[START]

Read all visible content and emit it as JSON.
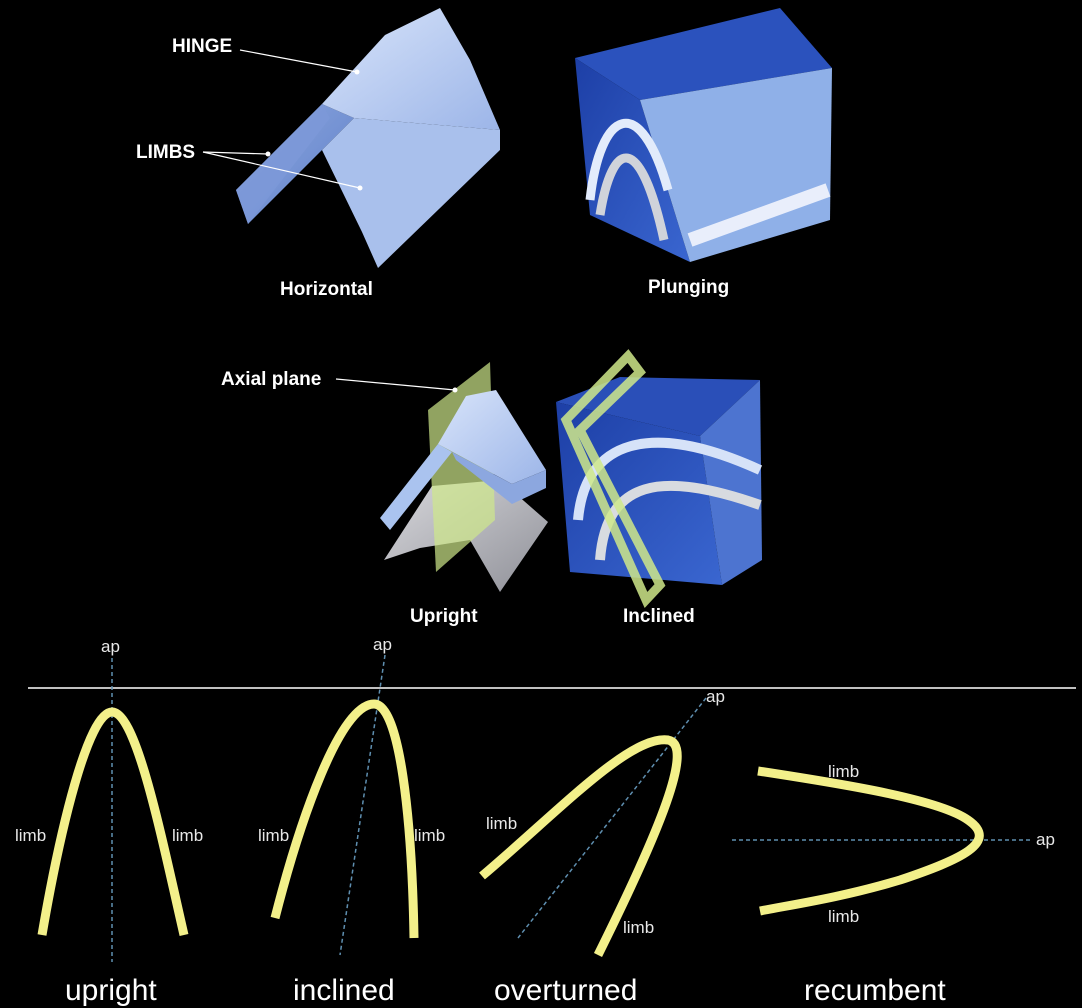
{
  "top_row": {
    "hinge": "HINGE",
    "limbs": "LIMBS",
    "horizontal": "Horizontal",
    "plunging": "Plunging"
  },
  "middle_row": {
    "axial_plane": "Axial plane",
    "upright": "Upright",
    "inclined": "Inclined"
  },
  "bottom_row": {
    "ap": "ap",
    "limb": "limb",
    "fold_types": [
      "upright",
      "inclined",
      "overturned",
      "recumbent"
    ]
  },
  "colors": {
    "background": "#000000",
    "fold_yellow": "#f3f08a",
    "axial_plane_green": "#cfe88a",
    "block_blue": "#2a4fb8",
    "rock_light": "#b9cdf2"
  }
}
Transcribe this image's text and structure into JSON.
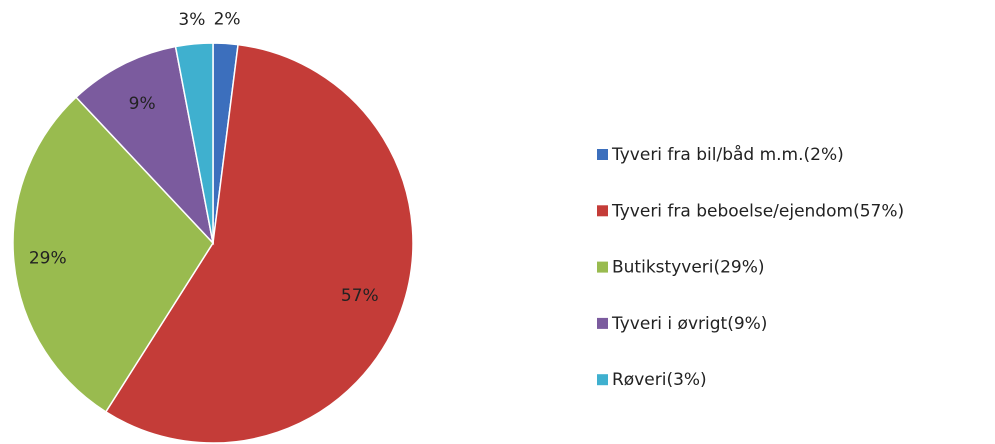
{
  "chart_data": {
    "type": "pie",
    "categories": [
      "Tyveri fra bil/båd m.m.(2%)",
      "Tyveri fra beboelse/ejendom(57%)",
      "Butikstyveri(29%)",
      "Tyveri i øvrigt(9%)",
      "Røveri(3%)"
    ],
    "values": [
      2,
      57,
      29,
      9,
      3
    ],
    "value_labels": [
      "2%",
      "57%",
      "29%",
      "9%",
      "3%"
    ],
    "colors": [
      "#3c6fbd",
      "#c43c38",
      "#99bb4f",
      "#7b5b9e",
      "#3fb0cf"
    ],
    "legend": "right"
  }
}
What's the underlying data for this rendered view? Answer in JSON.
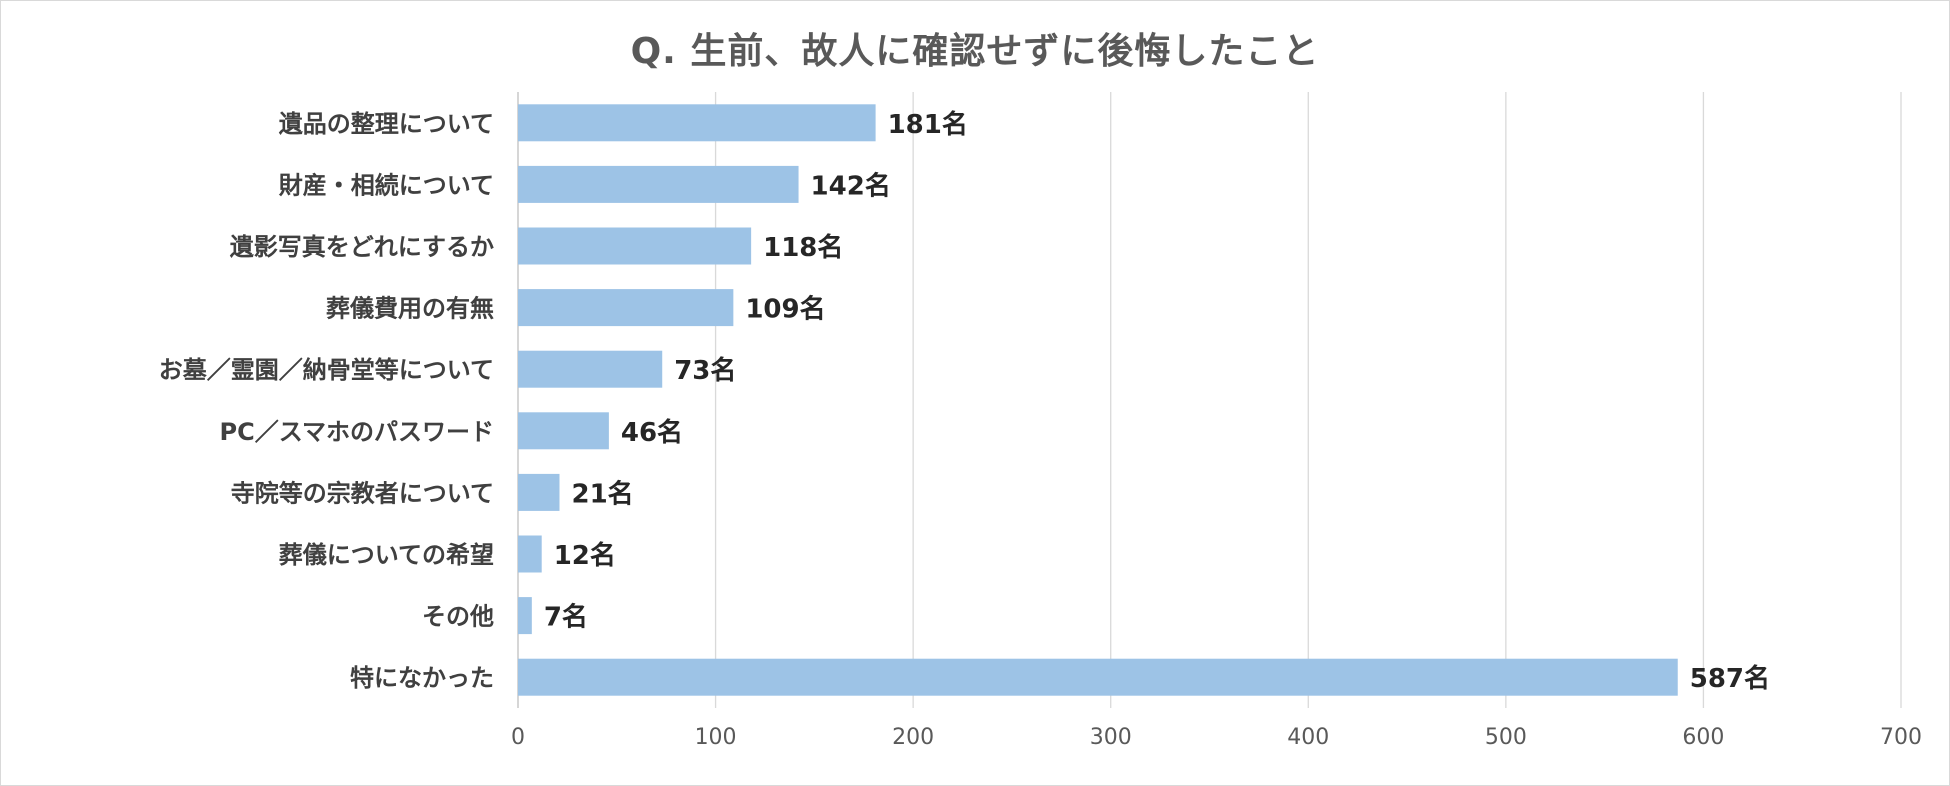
{
  "chart_data": {
    "type": "bar",
    "orientation": "horizontal",
    "title": "Q. 生前、故人に確認せずに後悔したこと",
    "categories": [
      "遺品の整理について",
      "財産・相続について",
      "遺影写真をどれにするか",
      "葬儀費用の有無",
      "お墓／霊園／納骨堂等について",
      "PC／スマホのパスワード",
      "寺院等の宗教者について",
      "葬儀についての希望",
      "その他",
      "特になかった"
    ],
    "values": [
      181,
      142,
      118,
      109,
      73,
      46,
      21,
      12,
      7,
      587
    ],
    "data_labels": [
      "181名",
      "142名",
      "118名",
      "109名",
      "73名",
      "46名",
      "21名",
      "12名",
      "7名",
      "587名"
    ],
    "xlim": [
      0,
      700
    ],
    "xticks": [
      0,
      100,
      200,
      300,
      400,
      500,
      600,
      700
    ],
    "xtick_labels": [
      "0",
      "100",
      "200",
      "300",
      "400",
      "500",
      "600",
      "700"
    ],
    "grid": "vertical",
    "legend": "none",
    "bar_color": "#9dc3e6"
  }
}
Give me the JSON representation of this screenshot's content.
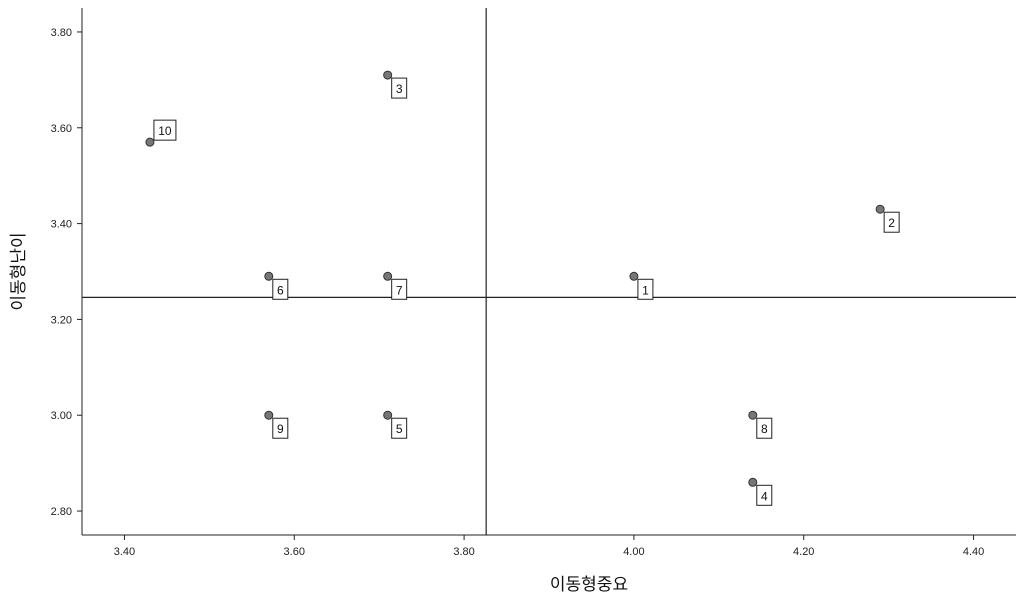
{
  "chart_data": {
    "type": "scatter",
    "xlabel": "이동형중요",
    "ylabel": "이동형난이",
    "xlim": [
      3.35,
      4.45
    ],
    "ylim": [
      2.75,
      3.85
    ],
    "x_ticks": [
      "3.40",
      "3.60",
      "3.80",
      "4.00",
      "4.20",
      "4.40"
    ],
    "y_ticks": [
      "2.80",
      "3.00",
      "3.20",
      "3.40",
      "3.60",
      "3.80"
    ],
    "reference_lines": {
      "x": 3.826,
      "y": 3.246
    },
    "points": [
      {
        "label": "1",
        "x": 4.0,
        "y": 3.29
      },
      {
        "label": "2",
        "x": 4.29,
        "y": 3.43
      },
      {
        "label": "3",
        "x": 3.71,
        "y": 3.71
      },
      {
        "label": "4",
        "x": 4.14,
        "y": 2.86
      },
      {
        "label": "5",
        "x": 3.71,
        "y": 3.0
      },
      {
        "label": "6",
        "x": 3.57,
        "y": 3.29
      },
      {
        "label": "7",
        "x": 3.71,
        "y": 3.29
      },
      {
        "label": "8",
        "x": 4.14,
        "y": 3.0
      },
      {
        "label": "9",
        "x": 3.57,
        "y": 3.0
      },
      {
        "label": "10",
        "x": 3.43,
        "y": 3.57
      }
    ],
    "colors": {
      "point": "#777777",
      "axis": "#222222"
    }
  }
}
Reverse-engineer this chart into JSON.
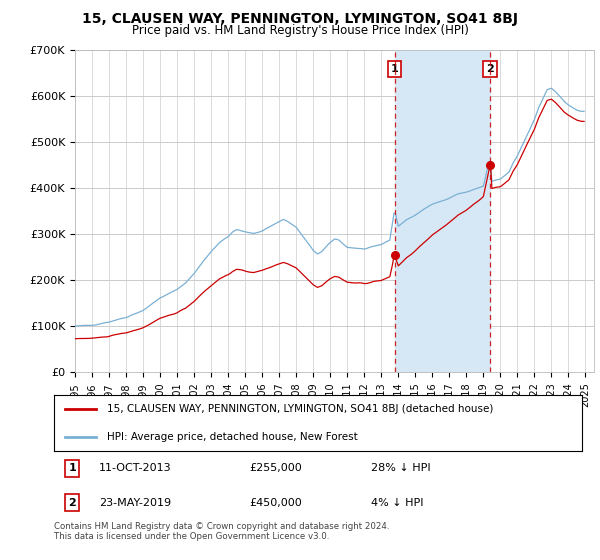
{
  "title": "15, CLAUSEN WAY, PENNINGTON, LYMINGTON, SO41 8BJ",
  "subtitle": "Price paid vs. HM Land Registry's House Price Index (HPI)",
  "ylabel_ticks": [
    "£0",
    "£100K",
    "£200K",
    "£300K",
    "£400K",
    "£500K",
    "£600K",
    "£700K"
  ],
  "ylim": [
    0,
    700000
  ],
  "xlim_start": 1995.0,
  "xlim_end": 2025.5,
  "sale1_x": 2013.78,
  "sale1_y": 255000,
  "sale1_label": "11-OCT-2013",
  "sale1_price": "£255,000",
  "sale1_hpi": "28% ↓ HPI",
  "sale2_x": 2019.39,
  "sale2_y": 450000,
  "sale2_label": "23-MAY-2019",
  "sale2_price": "£450,000",
  "sale2_hpi": "4% ↓ HPI",
  "red_line_color": "#cc0000",
  "blue_line_color": "#7ab0d4",
  "shade_color": "#d6e8f5",
  "dashed_line_color": "#cc0000",
  "background_color": "#ffffff",
  "grid_color": "#cccccc",
  "legend_label_red": "15, CLAUSEN WAY, PENNINGTON, LYMINGTON, SO41 8BJ (detached house)",
  "legend_label_blue": "HPI: Average price, detached house, New Forest",
  "copyright": "Contains HM Land Registry data © Crown copyright and database right 2024.\nThis data is licensed under the Open Government Licence v3.0."
}
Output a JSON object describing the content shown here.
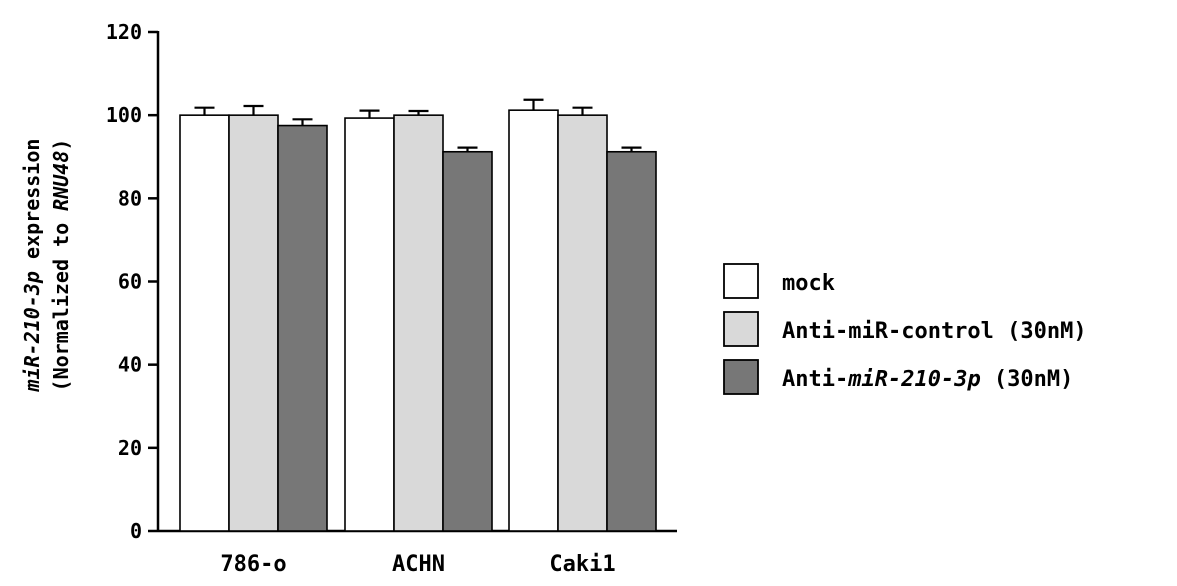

[END]

## [Written exercise]
All the records above need to be given again word for word. Skip the pictures.

## [Expected answer]
Read all visible content and emit it as JSON.
{
  "top_row": {
    "hinge": "HINGE",
    "limbs": "LIMBS",
    "horizontal": "Horizontal",
    "plunging": "Plunging"
  },
  "middle_row": {
    "axial_plane": "Axial plane",
    "upright": "Upright",
    "inclined": "Inclined"
  },
  "bottom_row": {
    "ap": "ap",
    "limb": "limb",
    "fold_types": [
      "upright",
      "inclined",
      "overturned",
      "recumbent"
    ]
  },
  "colors": {
    "background": "#000000",
    "fold_yellow": "#f3f08a",
    "axial_plane_green": "#cfe88a",
    "block_blue": "#2a4fb8",
    "rock_light": "#b9cdf2"
  }
}
Transcribe this image's text and structure into JSON.
{
  "chart_data": {
    "type": "pie",
    "categories": [
      "Tyveri fra bil/båd m.m.(2%)",
      "Tyveri fra beboelse/ejendom(57%)",
      "Butikstyveri(29%)",
      "Tyveri i øvrigt(9%)",
      "Røveri(3%)"
    ],
    "values": [
      2,
      57,
      29,
      9,
      3
    ],
    "value_labels": [
      "2%",
      "57%",
      "29%",
      "9%",
      "3%"
    ],
    "colors": [
      "#3c6fbd",
      "#c43c38",
      "#99bb4f",
      "#7b5b9e",
      "#3fb0cf"
    ],
    "legend": "right"
  }
}
What's the underlying data for this rendered view? Answer in JSON.
{
  "chart_data": {
    "type": "bar",
    "orientation": "horizontal",
    "title": "Q. 生前、故人に確認せずに後悔したこと",
    "categories": [
      "遺品の整理について",
      "財産・相続について",
      "遺影写真をどれにするか",
      "葬儀費用の有無",
      "お墓／霊園／納骨堂等について",
      "PC／スマホのパスワード",
      "寺院等の宗教者について",
      "葬儀についての希望",
      "その他",
      "特になかった"
    ],
    "values": [
      181,
      142,
      118,
      109,
      73,
      46,
      21,
      12,
      7,
      587
    ],
    "data_labels": [
      "181名",
      "142名",
      "118名",
      "109名",
      "73名",
      "46名",
      "21名",
      "12名",
      "7名",
      "587名"
    ],
    "xlim": [
      0,
      700
    ],
    "xticks": [
      0,
      100,
      200,
      300,
      400,
      500,
      600,
      700
    ],
    "xtick_labels": [
      "0",
      "100",
      "200",
      "300",
      "400",
      "500",
      "600",
      "700"
    ],
    "grid": "vertical",
    "legend": "none",
    "bar_color": "#9dc3e6"
  }
}
Give me the JSON representation of this screenshot's content.
{
  "chart_data": {
    "type": "scatter",
    "xlabel": "이동형중요",
    "ylabel": "이동형난이",
    "xlim": [
      3.35,
      4.45
    ],
    "ylim": [
      2.75,
      3.85
    ],
    "x_ticks": [
      "3.40",
      "3.60",
      "3.80",
      "4.00",
      "4.20",
      "4.40"
    ],
    "y_ticks": [
      "2.80",
      "3.00",
      "3.20",
      "3.40",
      "3.60",
      "3.80"
    ],
    "reference_lines": {
      "x": 3.826,
      "y": 3.246
    },
    "points": [
      {
        "label": "1",
        "x": 4.0,
        "y": 3.29
      },
      {
        "label": "2",
        "x": 4.29,
        "y": 3.43
      },
      {
        "label": "3",
        "x": 3.71,
        "y": 3.71
      },
      {
        "label": "4",
        "x": 4.14,
        "y": 2.86
      },
      {
        "label": "5",
        "x": 3.71,
        "y": 3.0
      },
      {
        "label": "6",
        "x": 3.57,
        "y": 3.29
      },
      {
        "label": "7",
        "x": 3.71,
        "y": 3.29
      },
      {
        "label": "8",
        "x": 4.14,
        "y": 3.0
      },
      {
        "label": "9",
        "x": 3.57,
        "y": 3.0
      },
      {
        "label": "10",
        "x": 3.43,
        "y": 3.57
      }
    ],
    "colors": {
      "point": "#777777",
      "axis": "#222222"
    }
  }
}
Reverse-engineer this chart into JSON.
{
  "title": "15, CLAUSEN WAY, PENNINGTON, LYMINGTON, SO41 8BJ",
  "subtitle": "Price paid vs. HM Land Registry's House Price Index (HPI)",
  "ylabel_ticks": [
    "£0",
    "£100K",
    "£200K",
    "£300K",
    "£400K",
    "£500K",
    "£600K",
    "£700K"
  ],
  "ylim": [
    0,
    700000
  ],
  "xlim_start": 1995.0,
  "xlim_end": 2025.5,
  "sale1_x": 2013.78,
  "sale1_y": 255000,
  "sale1_label": "11-OCT-2013",
  "sale1_price": "£255,000",
  "sale1_hpi": "28% ↓ HPI",
  "sale2_x": 2019.39,
  "sale2_y": 450000,
  "sale2_label": "23-MAY-2019",
  "sale2_price": "£450,000",
  "sale2_hpi": "4% ↓ HPI",
  "red_line_color": "#cc0000",
  "blue_line_color": "#7ab0d4",
  "shade_color": "#d6e8f5",
  "dashed_line_color": "#cc0000",
  "background_color": "#ffffff",
  "grid_color": "#cccccc",
  "legend_label_red": "15, CLAUSEN WAY, PENNINGTON, LYMINGTON, SO41 8BJ (detached house)",
  "legend_label_blue": "HPI: Average price, detached house, New Forest",
  "copyright": "Contains HM Land Registry data © Crown copyright and database right 2024.\nThis data is licensed under the Open Government Licence v3.0."
}
Output a JSON object describing the content shown here.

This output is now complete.